_SHORT EXERCISE:_ Repeat every entry word for word, but leave the images out of your copy.

________________

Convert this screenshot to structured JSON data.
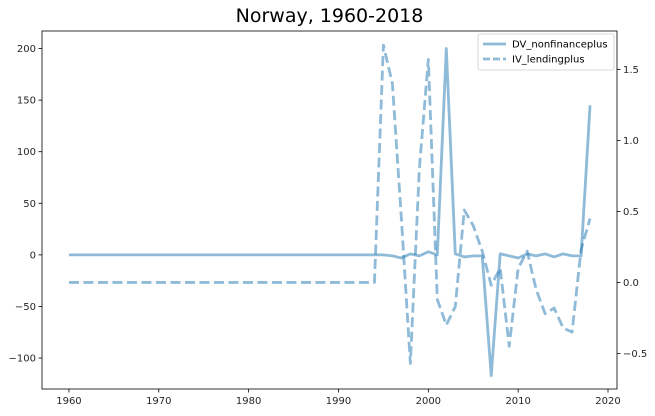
{
  "chart_data": {
    "type": "line",
    "title": "Norway, 1960-2018",
    "xlabel": "",
    "ylabel": "",
    "y2label": "",
    "xlim": [
      1957,
      2021
    ],
    "ylim": [
      -130,
      217
    ],
    "y2lim": [
      -0.75,
      1.77
    ],
    "xticks": [
      1960,
      1970,
      1980,
      1990,
      2000,
      2010,
      2020
    ],
    "yticks": [
      -100,
      -50,
      0,
      50,
      100,
      150,
      200
    ],
    "y2ticks": [
      -0.5,
      0.0,
      0.5,
      1.0,
      1.5
    ],
    "y2tick_labels": [
      "-0.5",
      "0.0",
      "0.5",
      "1.0",
      "1.5"
    ],
    "grid": false,
    "legend_position": "top-right",
    "series": [
      {
        "name": "DV_nonfinanceplus",
        "axis": "left",
        "style": "solid",
        "color": "#1f77b4",
        "x": [
          1960,
          1961,
          1962,
          1963,
          1964,
          1965,
          1966,
          1967,
          1968,
          1969,
          1970,
          1971,
          1972,
          1973,
          1974,
          1975,
          1976,
          1977,
          1978,
          1979,
          1980,
          1981,
          1982,
          1983,
          1984,
          1985,
          1986,
          1987,
          1988,
          1989,
          1990,
          1991,
          1992,
          1993,
          1994,
          1995,
          1996,
          1997,
          1998,
          1999,
          2000,
          2001,
          2002,
          2003,
          2004,
          2005,
          2006,
          2007,
          2008,
          2009,
          2010,
          2011,
          2012,
          2013,
          2014,
          2015,
          2016,
          2017,
          2018
        ],
        "values": [
          0,
          0,
          0,
          0,
          0,
          0,
          0,
          0,
          0,
          0,
          0,
          0,
          0,
          0,
          0,
          0,
          0,
          0,
          0,
          0,
          0,
          0,
          0,
          0,
          0,
          0,
          0,
          0,
          0,
          0,
          0,
          0,
          0,
          0,
          0,
          0,
          -1,
          -3,
          1,
          -1,
          3,
          0,
          200,
          1,
          -2,
          -1,
          -1,
          -117,
          1,
          -1,
          -3,
          1,
          -1,
          1,
          -2,
          1,
          -1,
          -1,
          145
        ]
      },
      {
        "name": "IV_lendingplus",
        "axis": "right",
        "style": "dashed",
        "color": "#1f77b4",
        "x": [
          1960,
          1961,
          1962,
          1963,
          1964,
          1965,
          1966,
          1967,
          1968,
          1969,
          1970,
          1971,
          1972,
          1973,
          1974,
          1975,
          1976,
          1977,
          1978,
          1979,
          1980,
          1981,
          1982,
          1983,
          1984,
          1985,
          1986,
          1987,
          1988,
          1989,
          1990,
          1991,
          1992,
          1993,
          1994,
          1995,
          1996,
          1997,
          1998,
          1999,
          2000,
          2001,
          2002,
          2003,
          2004,
          2005,
          2006,
          2007,
          2008,
          2009,
          2010,
          2011,
          2012,
          2013,
          2014,
          2015,
          2016,
          2017,
          2018
        ],
        "values": [
          0,
          0,
          0,
          0,
          0,
          0,
          0,
          0,
          0,
          0,
          0,
          0,
          0,
          0,
          0,
          0,
          0,
          0,
          0,
          0,
          0,
          0,
          0,
          0,
          0,
          0,
          0,
          0,
          0,
          0,
          0,
          0,
          0,
          0,
          0,
          1.67,
          1.4,
          0.45,
          -0.57,
          0.8,
          1.57,
          -0.12,
          -0.3,
          -0.17,
          0.51,
          0.4,
          0.22,
          -0.02,
          0.1,
          -0.45,
          0.1,
          0.22,
          -0.05,
          -0.22,
          -0.18,
          -0.32,
          -0.35,
          0.23,
          0.45
        ]
      }
    ]
  }
}
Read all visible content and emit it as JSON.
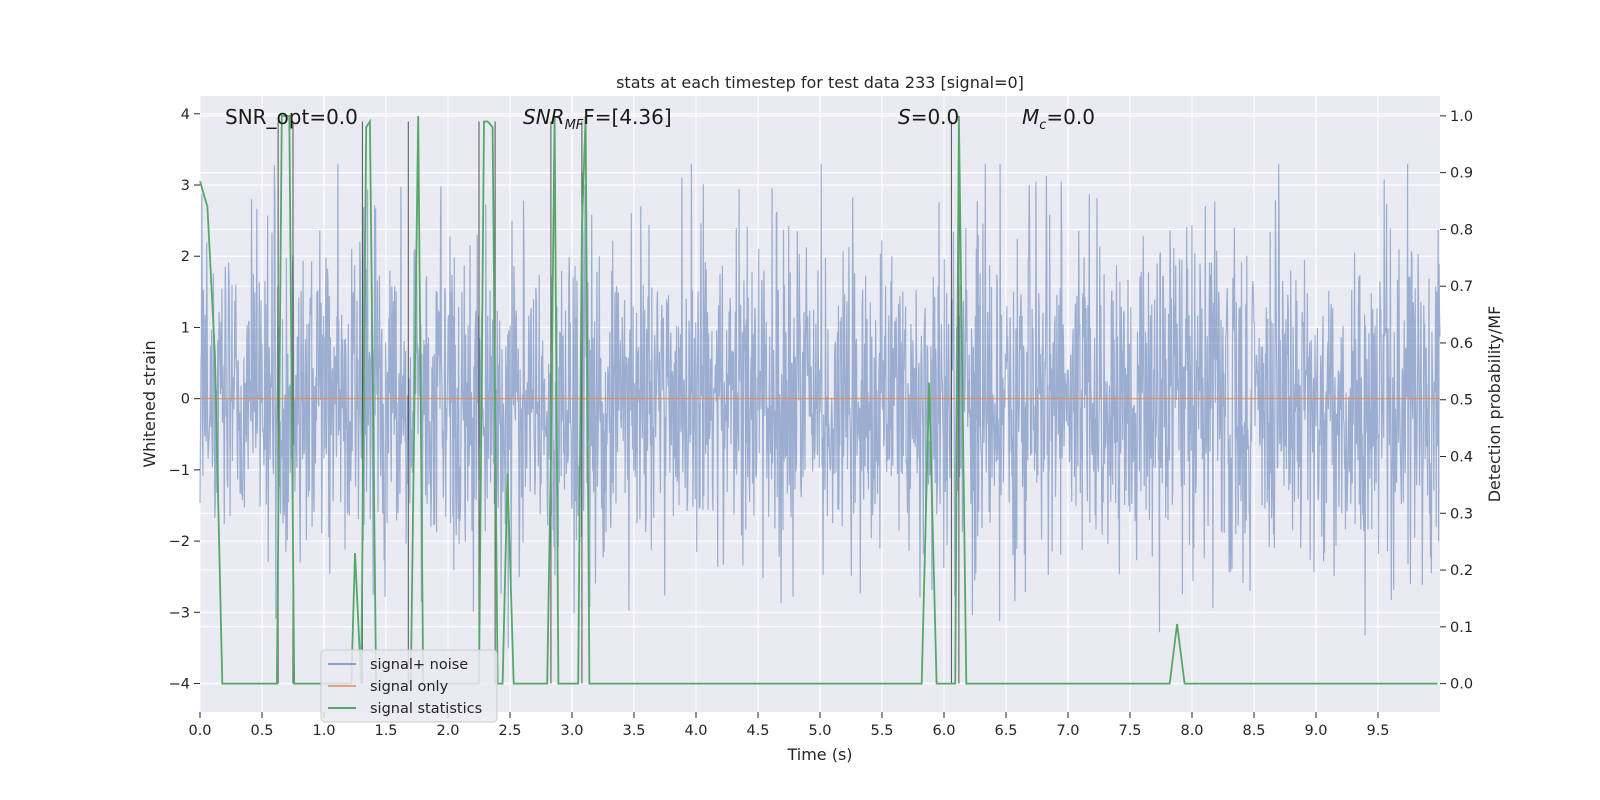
{
  "chart_data": {
    "type": "line",
    "title": "stats at each timestep for test data 233 [signal=0]",
    "xlabel": "Time (s)",
    "ylabel_left": "Whitened strain",
    "ylabel_right": "Detection probability/MF",
    "xlim": [
      0.0,
      10.0
    ],
    "ylim_left": [
      -4.4,
      4.25
    ],
    "ylim_right": [
      -0.05,
      1.035
    ],
    "x_ticks": [
      "0.0",
      "0.5",
      "1.0",
      "1.5",
      "2.0",
      "2.5",
      "3.0",
      "3.5",
      "4.0",
      "4.5",
      "5.0",
      "5.5",
      "6.0",
      "6.5",
      "7.0",
      "7.5",
      "8.0",
      "8.5",
      "9.0",
      "9.5"
    ],
    "y_left_ticks": [
      4,
      3,
      2,
      1,
      0,
      -1,
      -2,
      -3,
      -4
    ],
    "y_left_tick_labels": [
      "4",
      "3",
      "2",
      "1",
      "0",
      "−1",
      "−2",
      "−3",
      "−4"
    ],
    "y_right_ticks": [
      "1.0",
      "0.9",
      "0.8",
      "0.7",
      "0.6",
      "0.5",
      "0.4",
      "0.3",
      "0.2",
      "0.1",
      "0.0"
    ],
    "grid": true,
    "legend_position": "lower-left",
    "annotations": {
      "snr_opt": "SNR_opt=0.0",
      "snr_mf_main": "SNR",
      "snr_mf_sub": "MF",
      "snr_mf_tail": "F=[4.36]",
      "s_var": "S",
      "s_tail": "=0.0",
      "mc_var": "M",
      "mc_sub": "c",
      "mc_tail": "=0.0"
    },
    "series": [
      {
        "name": "signal+ noise",
        "color": "#4c72b0",
        "kind": "noise",
        "amplitude_core": 1.55,
        "amplitude_peak": 3.3
      },
      {
        "name": "signal only",
        "color": "#dd8452",
        "kind": "constant",
        "value": 0.0
      },
      {
        "name": "signal statistics",
        "color": "#55a868",
        "axis": "right",
        "x": [
          0.0,
          0.06,
          0.12,
          0.18,
          0.62,
          0.66,
          0.69,
          0.72,
          0.76,
          0.8,
          1.22,
          1.25,
          1.3,
          1.34,
          1.37,
          1.42,
          1.47,
          1.5,
          1.55,
          1.7,
          1.73,
          1.76,
          1.8,
          1.85,
          2.25,
          2.29,
          2.32,
          2.36,
          2.4,
          2.44,
          2.48,
          2.53,
          2.8,
          2.83,
          2.86,
          2.89,
          2.93,
          3.05,
          3.08,
          3.11,
          3.14,
          3.18,
          5.82,
          5.88,
          5.94,
          6.06,
          6.09,
          6.12,
          6.18,
          6.24,
          7.82,
          7.88,
          7.94,
          9.98
        ],
        "y": [
          0.885,
          0.84,
          0.58,
          0.0,
          0.0,
          1.0,
          1.0,
          1.0,
          0.0,
          0.0,
          0.0,
          0.23,
          0.0,
          0.98,
          0.99,
          0.0,
          0.0,
          0.0,
          0.0,
          0.0,
          0.5,
          1.0,
          0.0,
          0.0,
          0.0,
          0.99,
          0.99,
          0.98,
          0.0,
          0.0,
          0.37,
          0.0,
          0.0,
          0.4,
          1.0,
          0.0,
          0.0,
          0.0,
          0.8,
          1.0,
          0.0,
          0.0,
          0.0,
          0.53,
          0.0,
          0.0,
          0.0,
          1.0,
          0.0,
          0.0,
          0.0,
          0.105,
          0.0,
          0.0
        ]
      }
    ],
    "vertical_markers": [
      0.63,
      0.75,
      1.31,
      1.68,
      2.25,
      2.38,
      2.83,
      3.08,
      6.06,
      6.12
    ]
  }
}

________________

_RESPONSE TO THE TASK:_
Convert this screenshot to structured JSON data.
{
  "chart_data": {
    "type": "line",
    "title": "Norway, 1960-2018",
    "xlabel": "",
    "ylabel": "",
    "y2label": "",
    "xlim": [
      1957,
      2021
    ],
    "ylim": [
      -130,
      217
    ],
    "y2lim": [
      -0.75,
      1.77
    ],
    "xticks": [
      1960,
      1970,
      1980,
      1990,
      2000,
      2010,
      2020
    ],
    "yticks": [
      -100,
      -50,
      0,
      50,
      100,
      150,
      200
    ],
    "y2ticks": [
      -0.5,
      0.0,
      0.5,
      1.0,
      1.5
    ],
    "y2tick_labels": [
      "-0.5",
      "0.0",
      "0.5",
      "1.0",
      "1.5"
    ],
    "grid": false,
    "legend_position": "top-right",
    "series": [
      {
        "name": "DV_nonfinanceplus",
        "axis": "left",
        "style": "solid",
        "color": "#1f77b4",
        "x": [
          1960,
          1961,
          1962,
          1963,
          1964,
          1965,
          1966,
          1967,
          1968,
          1969,
          1970,
          1971,
          1972,
          1973,
          1974,
          1975,
          1976,
          1977,
          1978,
          1979,
          1980,
          1981,
          1982,
          1983,
          1984,
          1985,
          1986,
          1987,
          1988,
          1989,
          1990,
          1991,
          1992,
          1993,
          1994,
          1995,
          1996,
          1997,
          1998,
          1999,
          2000,
          2001,
          2002,
          2003,
          2004,
          2005,
          2006,
          2007,
          2008,
          2009,
          2010,
          2011,
          2012,
          2013,
          2014,
          2015,
          2016,
          2017,
          2018
        ],
        "values": [
          0,
          0,
          0,
          0,
          0,
          0,
          0,
          0,
          0,
          0,
          0,
          0,
          0,
          0,
          0,
          0,
          0,
          0,
          0,
          0,
          0,
          0,
          0,
          0,
          0,
          0,
          0,
          0,
          0,
          0,
          0,
          0,
          0,
          0,
          0,
          0,
          -1,
          -3,
          1,
          -1,
          3,
          0,
          200,
          1,
          -2,
          -1,
          -1,
          -117,
          1,
          -1,
          -3,
          1,
          -1,
          1,
          -2,
          1,
          -1,
          -1,
          145
        ]
      },
      {
        "name": "IV_lendingplus",
        "axis": "right",
        "style": "dashed",
        "color": "#1f77b4",
        "x": [
          1960,
          1961,
          1962,
          1963,
          1964,
          1965,
          1966,
          1967,
          1968,
          1969,
          1970,
          1971,
          1972,
          1973,
          1974,
          1975,
          1976,
          1977,
          1978,
          1979,
          1980,
          1981,
          1982,
          1983,
          1984,
          1985,
          1986,
          1987,
          1988,
          1989,
          1990,
          1991,
          1992,
          1993,
          1994,
          1995,
          1996,
          1997,
          1998,
          1999,
          2000,
          2001,
          2002,
          2003,
          2004,
          2005,
          2006,
          2007,
          2008,
          2009,
          2010,
          2011,
          2012,
          2013,
          2014,
          2015,
          2016,
          2017,
          2018
        ],
        "values": [
          0,
          0,
          0,
          0,
          0,
          0,
          0,
          0,
          0,
          0,
          0,
          0,
          0,
          0,
          0,
          0,
          0,
          0,
          0,
          0,
          0,
          0,
          0,
          0,
          0,
          0,
          0,
          0,
          0,
          0,
          0,
          0,
          0,
          0,
          0,
          1.67,
          1.4,
          0.45,
          -0.57,
          0.8,
          1.57,
          -0.12,
          -0.3,
          -0.17,
          0.51,
          0.4,
          0.22,
          -0.02,
          0.1,
          -0.45,
          0.1,
          0.22,
          -0.05,
          -0.22,
          -0.18,
          -0.32,
          -0.35,
          0.23,
          0.45
        ]
      }
    ]
  }
}
Read all visible content and emit it as JSON.
{
  "chart_data": {
    "type": "line",
    "title": "stats at each timestep for test data 233 [signal=0]",
    "xlabel": "Time (s)",
    "ylabel_left": "Whitened strain",
    "ylabel_right": "Detection probability/MF",
    "xlim": [
      0.0,
      10.0
    ],
    "ylim_left": [
      -4.4,
      4.25
    ],
    "ylim_right": [
      -0.05,
      1.035
    ],
    "x_ticks": [
      "0.0",
      "0.5",
      "1.0",
      "1.5",
      "2.0",
      "2.5",
      "3.0",
      "3.5",
      "4.0",
      "4.5",
      "5.0",
      "5.5",
      "6.0",
      "6.5",
      "7.0",
      "7.5",
      "8.0",
      "8.5",
      "9.0",
      "9.5"
    ],
    "y_left_ticks": [
      4,
      3,
      2,
      1,
      0,
      -1,
      -2,
      -3,
      -4
    ],
    "y_left_tick_labels": [
      "4",
      "3",
      "2",
      "1",
      "0",
      "−1",
      "−2",
      "−3",
      "−4"
    ],
    "y_right_ticks": [
      "1.0",
      "0.9",
      "0.8",
      "0.7",
      "0.6",
      "0.5",
      "0.4",
      "0.3",
      "0.2",
      "0.1",
      "0.0"
    ],
    "grid": true,
    "legend_position": "lower-left",
    "annotations": {
      "snr_opt": "SNR_opt=0.0",
      "snr_mf_main": "SNR",
      "snr_mf_sub": "MF",
      "snr_mf_tail": "F=[4.36]",
      "s_var": "S",
      "s_tail": "=0.0",
      "mc_var": "M",
      "mc_sub": "c",
      "mc_tail": "=0.0"
    },
    "series": [
      {
        "name": "signal+ noise",
        "color": "#4c72b0",
        "kind": "noise",
        "amplitude_core": 1.55,
        "amplitude_peak": 3.3
      },
      {
        "name": "signal only",
        "color": "#dd8452",
        "kind": "constant",
        "value": 0.0
      },
      {
        "name": "signal statistics",
        "color": "#55a868",
        "axis": "right",
        "x": [
          0.0,
          0.06,
          0.12,
          0.18,
          0.62,
          0.66,
          0.69,
          0.72,
          0.76,
          0.8,
          1.22,
          1.25,
          1.3,
          1.34,
          1.37,
          1.42,
          1.47,
          1.5,
          1.55,
          1.7,
          1.73,
          1.76,
          1.8,
          1.85,
          2.25,
          2.29,
          2.32,
          2.36,
          2.4,
          2.44,
          2.48,
          2.53,
          2.8,
          2.83,
          2.86,
          2.89,
          2.93,
          3.05,
          3.08,
          3.11,
          3.14,
          3.18,
          5.82,
          5.88,
          5.94,
          6.06,
          6.09,
          6.12,
          6.18,
          6.24,
          7.82,
          7.88,
          7.94,
          9.98
        ],
        "y": [
          0.885,
          0.84,
          0.58,
          0.0,
          0.0,
          1.0,
          1.0,
          1.0,
          0.0,
          0.0,
          0.0,
          0.23,
          0.0,
          0.98,
          0.99,
          0.0,
          0.0,
          0.0,
          0.0,
          0.0,
          0.5,
          1.0,
          0.0,
          0.0,
          0.0,
          0.99,
          0.99,
          0.98,
          0.0,
          0.0,
          0.37,
          0.0,
          0.0,
          0.4,
          1.0,
          0.0,
          0.0,
          0.0,
          0.8,
          1.0,
          0.0,
          0.0,
          0.0,
          0.53,
          0.0,
          0.0,
          0.0,
          1.0,
          0.0,
          0.0,
          0.0,
          0.105,
          0.0,
          0.0
        ]
      }
    ],
    "vertical_markers": [
      0.63,
      0.75,
      1.31,
      1.68,
      2.25,
      2.38,
      2.83,
      3.08,
      6.06,
      6.12
    ]
  }
}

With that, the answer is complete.